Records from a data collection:

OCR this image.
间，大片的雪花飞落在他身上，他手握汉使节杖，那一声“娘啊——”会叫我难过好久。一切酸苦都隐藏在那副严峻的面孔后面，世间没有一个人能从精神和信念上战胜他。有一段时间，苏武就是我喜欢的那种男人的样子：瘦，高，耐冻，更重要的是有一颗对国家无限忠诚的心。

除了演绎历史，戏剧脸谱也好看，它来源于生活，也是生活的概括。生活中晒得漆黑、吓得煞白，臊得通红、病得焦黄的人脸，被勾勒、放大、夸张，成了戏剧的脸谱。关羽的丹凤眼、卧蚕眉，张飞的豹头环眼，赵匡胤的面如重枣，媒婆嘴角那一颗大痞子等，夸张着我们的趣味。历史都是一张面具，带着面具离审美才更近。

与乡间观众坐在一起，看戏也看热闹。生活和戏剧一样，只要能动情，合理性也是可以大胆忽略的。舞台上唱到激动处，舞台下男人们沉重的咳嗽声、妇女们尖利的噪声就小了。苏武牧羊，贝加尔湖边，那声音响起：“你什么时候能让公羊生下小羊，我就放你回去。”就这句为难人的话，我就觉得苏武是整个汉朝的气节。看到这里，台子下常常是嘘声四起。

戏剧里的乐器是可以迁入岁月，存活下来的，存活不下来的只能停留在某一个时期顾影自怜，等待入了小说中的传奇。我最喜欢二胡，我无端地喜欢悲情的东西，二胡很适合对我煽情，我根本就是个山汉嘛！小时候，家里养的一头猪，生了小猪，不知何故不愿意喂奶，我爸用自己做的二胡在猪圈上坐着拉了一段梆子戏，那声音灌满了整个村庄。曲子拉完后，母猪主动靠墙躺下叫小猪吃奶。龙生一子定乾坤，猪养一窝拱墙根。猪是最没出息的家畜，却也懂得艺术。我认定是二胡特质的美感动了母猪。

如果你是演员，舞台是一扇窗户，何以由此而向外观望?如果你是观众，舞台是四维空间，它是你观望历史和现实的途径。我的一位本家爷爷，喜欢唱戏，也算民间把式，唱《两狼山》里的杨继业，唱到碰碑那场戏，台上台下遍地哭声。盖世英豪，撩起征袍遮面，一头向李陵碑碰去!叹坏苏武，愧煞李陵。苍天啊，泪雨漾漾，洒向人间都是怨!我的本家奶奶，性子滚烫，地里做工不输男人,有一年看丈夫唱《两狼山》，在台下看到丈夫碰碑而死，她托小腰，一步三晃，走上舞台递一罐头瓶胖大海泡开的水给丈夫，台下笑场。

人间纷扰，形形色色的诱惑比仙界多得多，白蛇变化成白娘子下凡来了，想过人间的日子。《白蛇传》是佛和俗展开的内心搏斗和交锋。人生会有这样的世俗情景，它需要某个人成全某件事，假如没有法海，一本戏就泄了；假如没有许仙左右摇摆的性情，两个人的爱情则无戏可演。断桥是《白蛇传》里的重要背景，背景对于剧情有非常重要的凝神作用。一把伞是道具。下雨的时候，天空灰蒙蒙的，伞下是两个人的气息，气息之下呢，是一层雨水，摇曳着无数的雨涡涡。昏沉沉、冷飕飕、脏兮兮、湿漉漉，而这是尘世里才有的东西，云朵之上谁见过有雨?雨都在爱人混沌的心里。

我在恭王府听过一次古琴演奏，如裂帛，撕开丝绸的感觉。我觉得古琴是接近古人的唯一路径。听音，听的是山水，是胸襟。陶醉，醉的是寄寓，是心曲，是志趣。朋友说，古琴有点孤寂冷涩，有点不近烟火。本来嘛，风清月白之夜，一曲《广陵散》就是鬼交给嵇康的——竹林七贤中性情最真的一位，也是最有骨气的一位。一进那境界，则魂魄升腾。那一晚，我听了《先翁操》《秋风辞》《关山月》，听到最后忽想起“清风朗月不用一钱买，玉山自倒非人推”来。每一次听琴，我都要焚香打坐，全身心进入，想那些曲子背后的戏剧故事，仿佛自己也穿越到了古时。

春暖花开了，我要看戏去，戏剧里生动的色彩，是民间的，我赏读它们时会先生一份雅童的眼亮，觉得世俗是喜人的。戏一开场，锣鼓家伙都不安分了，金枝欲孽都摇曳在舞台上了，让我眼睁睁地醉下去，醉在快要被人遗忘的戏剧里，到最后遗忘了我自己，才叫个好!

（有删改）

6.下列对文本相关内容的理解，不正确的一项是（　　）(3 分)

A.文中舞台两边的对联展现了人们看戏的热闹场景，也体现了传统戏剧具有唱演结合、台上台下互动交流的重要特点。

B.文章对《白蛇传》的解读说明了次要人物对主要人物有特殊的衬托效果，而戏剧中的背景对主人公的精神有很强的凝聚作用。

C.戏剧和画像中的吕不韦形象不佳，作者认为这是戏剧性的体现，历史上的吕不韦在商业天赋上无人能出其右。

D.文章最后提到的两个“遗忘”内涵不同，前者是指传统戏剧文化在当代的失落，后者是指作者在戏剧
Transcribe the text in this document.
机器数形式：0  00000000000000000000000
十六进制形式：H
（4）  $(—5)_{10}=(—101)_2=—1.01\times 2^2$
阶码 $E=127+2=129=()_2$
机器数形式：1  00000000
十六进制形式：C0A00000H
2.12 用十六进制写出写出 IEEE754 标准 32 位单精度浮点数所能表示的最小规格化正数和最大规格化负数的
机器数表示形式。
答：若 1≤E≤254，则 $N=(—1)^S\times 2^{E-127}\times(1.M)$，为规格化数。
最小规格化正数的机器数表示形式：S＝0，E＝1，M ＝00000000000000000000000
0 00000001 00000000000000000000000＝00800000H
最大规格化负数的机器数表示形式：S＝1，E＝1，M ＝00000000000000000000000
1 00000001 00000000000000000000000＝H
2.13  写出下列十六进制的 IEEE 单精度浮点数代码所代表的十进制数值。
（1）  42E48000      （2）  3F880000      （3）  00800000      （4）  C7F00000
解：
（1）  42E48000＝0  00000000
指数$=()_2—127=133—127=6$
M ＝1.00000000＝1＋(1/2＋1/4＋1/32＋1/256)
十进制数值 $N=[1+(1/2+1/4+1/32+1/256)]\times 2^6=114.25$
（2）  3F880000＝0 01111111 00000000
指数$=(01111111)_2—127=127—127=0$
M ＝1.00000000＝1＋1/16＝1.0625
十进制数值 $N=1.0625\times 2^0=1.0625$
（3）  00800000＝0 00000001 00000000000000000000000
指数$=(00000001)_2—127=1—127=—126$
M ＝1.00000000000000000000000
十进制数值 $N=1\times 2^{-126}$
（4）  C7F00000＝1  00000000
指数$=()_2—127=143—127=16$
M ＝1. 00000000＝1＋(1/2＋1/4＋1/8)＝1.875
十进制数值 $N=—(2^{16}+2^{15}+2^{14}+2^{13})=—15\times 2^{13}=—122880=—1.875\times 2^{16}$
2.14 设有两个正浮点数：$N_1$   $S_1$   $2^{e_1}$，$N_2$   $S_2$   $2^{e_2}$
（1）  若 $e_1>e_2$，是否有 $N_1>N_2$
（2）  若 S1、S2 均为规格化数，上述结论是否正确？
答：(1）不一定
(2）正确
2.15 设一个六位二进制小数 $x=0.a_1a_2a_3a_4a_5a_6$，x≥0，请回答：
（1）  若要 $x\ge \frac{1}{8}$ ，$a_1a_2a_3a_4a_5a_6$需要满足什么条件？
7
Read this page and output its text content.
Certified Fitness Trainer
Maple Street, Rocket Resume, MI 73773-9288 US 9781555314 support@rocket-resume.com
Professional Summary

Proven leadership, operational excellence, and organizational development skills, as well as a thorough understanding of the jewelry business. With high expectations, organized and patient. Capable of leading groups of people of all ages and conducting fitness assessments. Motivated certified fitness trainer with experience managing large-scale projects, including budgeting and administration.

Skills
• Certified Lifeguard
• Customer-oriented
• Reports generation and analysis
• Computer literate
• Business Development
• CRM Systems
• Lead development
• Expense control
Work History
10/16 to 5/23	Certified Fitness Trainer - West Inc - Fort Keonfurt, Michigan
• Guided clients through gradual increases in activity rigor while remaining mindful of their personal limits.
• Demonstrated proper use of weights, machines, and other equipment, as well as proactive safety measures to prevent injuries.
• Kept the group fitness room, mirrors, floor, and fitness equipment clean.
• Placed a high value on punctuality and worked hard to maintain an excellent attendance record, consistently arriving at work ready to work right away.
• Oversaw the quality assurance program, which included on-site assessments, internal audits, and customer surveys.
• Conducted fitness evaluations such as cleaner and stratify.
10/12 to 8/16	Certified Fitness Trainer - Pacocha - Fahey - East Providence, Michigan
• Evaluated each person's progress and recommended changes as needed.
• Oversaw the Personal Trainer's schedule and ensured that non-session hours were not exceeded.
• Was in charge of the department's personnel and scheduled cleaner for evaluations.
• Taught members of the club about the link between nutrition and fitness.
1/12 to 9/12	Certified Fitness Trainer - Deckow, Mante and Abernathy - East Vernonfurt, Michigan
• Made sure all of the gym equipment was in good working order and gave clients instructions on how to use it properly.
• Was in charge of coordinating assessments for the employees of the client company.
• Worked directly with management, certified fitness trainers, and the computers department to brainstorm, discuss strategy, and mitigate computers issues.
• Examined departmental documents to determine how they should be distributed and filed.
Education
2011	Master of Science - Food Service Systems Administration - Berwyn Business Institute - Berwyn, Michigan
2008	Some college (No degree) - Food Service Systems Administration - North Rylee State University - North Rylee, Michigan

*WORK TO BE COMPLETED*: Examine the records and pull out every line where the string "Service" occurs.

*CORRECT OUTPUT*:
2011	Master of Science - Food Service Systems Administration - Berwyn Business Institute - Berwyn, Michigan
2008	Some college (No degree) - Food Service Systems Administration - North Rylee State University - North Rylee, Michigan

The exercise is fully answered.